*Task details*. Repeat every entry word for word, but leave the images out of your copy.

[Records excerpted from a collection]
○ ○ ○ ○ ○

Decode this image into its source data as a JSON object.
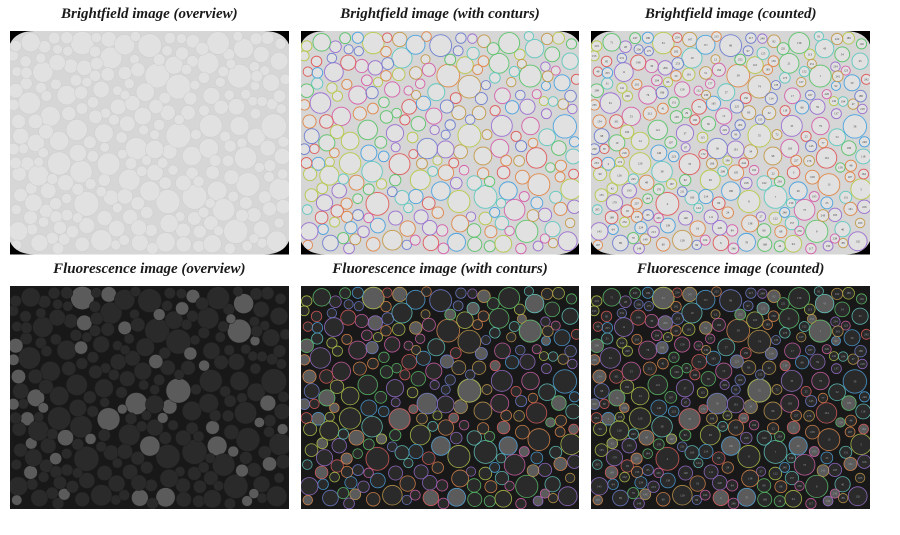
{
  "figure": {
    "rows": 2,
    "cols": 3,
    "panel_aspect": 1.27,
    "background_color": "#ffffff",
    "caption_font": {
      "family": "Georgia, 'Times New Roman', serif",
      "style": "italic",
      "weight": "bold",
      "size_pt": 11,
      "color": "#1a1a1a"
    }
  },
  "panels": {
    "brightfield": {
      "row_label_prefix": "Brightfield image",
      "variants": [
        {
          "key": "overview",
          "caption": "Brightfield image (overview)"
        },
        {
          "key": "contours",
          "caption": "Brightfield image (with conturs)"
        },
        {
          "key": "counted",
          "caption": "Brightfield image (counted)"
        }
      ],
      "bead_base_fill": "#e2e1e1",
      "bead_stroke": "#cfcfcf",
      "background": "#d7d6d6",
      "vignette_color": "#000000",
      "show_vignette_corners": true
    },
    "fluorescence": {
      "row_label_prefix": "Fluorescence image",
      "variants": [
        {
          "key": "overview",
          "caption": "Fluorescence image (overview)"
        },
        {
          "key": "contours",
          "caption": "Fluorescence image (with conturs)"
        },
        {
          "key": "counted",
          "caption": "Fluorescence image (counted)"
        }
      ],
      "bead_base_fill": "#2a2a2a",
      "bead_bright_fill": "#5b5b5b",
      "bead_stroke": "#1c1c1c",
      "background": "#181818",
      "show_vignette_corners": false
    }
  },
  "beads": {
    "seed": 20240117,
    "count": 430,
    "radius_min": 5.0,
    "radius_max": 13.0,
    "viewbox_w": 290,
    "viewbox_h": 228,
    "bright_fraction_fluorescence": 0.18
  },
  "contour_palette": [
    "#e05a5a",
    "#4aa3e0",
    "#5ac46a",
    "#c49b4a",
    "#9a6fd1",
    "#d65fab",
    "#5fc9c0",
    "#b7c94a",
    "#e0884a",
    "#6f7fd1"
  ],
  "counted_label": {
    "font_size": 3.0,
    "text_color_light": "#3a3a3a",
    "text_color_dark": "#9aa0a6"
  }
}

○ ○ ○ ○ ○

*Solved exercise*.
Decode this image into its source data as a JSON object.
{
  "figure": {
    "rows": 2,
    "cols": 3,
    "panel_aspect": 1.27,
    "background_color": "#ffffff",
    "caption_font": {
      "family": "Georgia, 'Times New Roman', serif",
      "style": "italic",
      "weight": "bold",
      "size_pt": 11,
      "color": "#1a1a1a"
    }
  },
  "panels": {
    "brightfield": {
      "row_label_prefix": "Brightfield image",
      "variants": [
        {
          "key": "overview",
          "caption": "Brightfield image (overview)"
        },
        {
          "key": "contours",
          "caption": "Brightfield image (with conturs)"
        },
        {
          "key": "counted",
          "caption": "Brightfield image (counted)"
        }
      ],
      "bead_base_fill": "#e2e1e1",
      "bead_stroke": "#cfcfcf",
      "background": "#d7d6d6",
      "vignette_color": "#000000",
      "show_vignette_corners": true
    },
    "fluorescence": {
      "row_label_prefix": "Fluorescence image",
      "variants": [
        {
          "key": "overview",
          "caption": "Fluorescence image (overview)"
        },
        {
          "key": "contours",
          "caption": "Fluorescence image (with conturs)"
        },
        {
          "key": "counted",
          "caption": "Fluorescence image (counted)"
        }
      ],
      "bead_base_fill": "#2a2a2a",
      "bead_bright_fill": "#5b5b5b",
      "bead_stroke": "#1c1c1c",
      "background": "#181818",
      "show_vignette_corners": false
    }
  },
  "beads": {
    "seed": 20240117,
    "count": 430,
    "radius_min": 5.0,
    "radius_max": 13.0,
    "viewbox_w": 290,
    "viewbox_h": 228,
    "bright_fraction_fluorescence": 0.18
  },
  "contour_palette": [
    "#e05a5a",
    "#4aa3e0",
    "#5ac46a",
    "#c49b4a",
    "#9a6fd1",
    "#d65fab",
    "#5fc9c0",
    "#b7c94a",
    "#e0884a",
    "#6f7fd1"
  ],
  "counted_label": {
    "font_size": 3.0,
    "text_color_light": "#3a3a3a",
    "text_color_dark": "#9aa0a6"
  }
}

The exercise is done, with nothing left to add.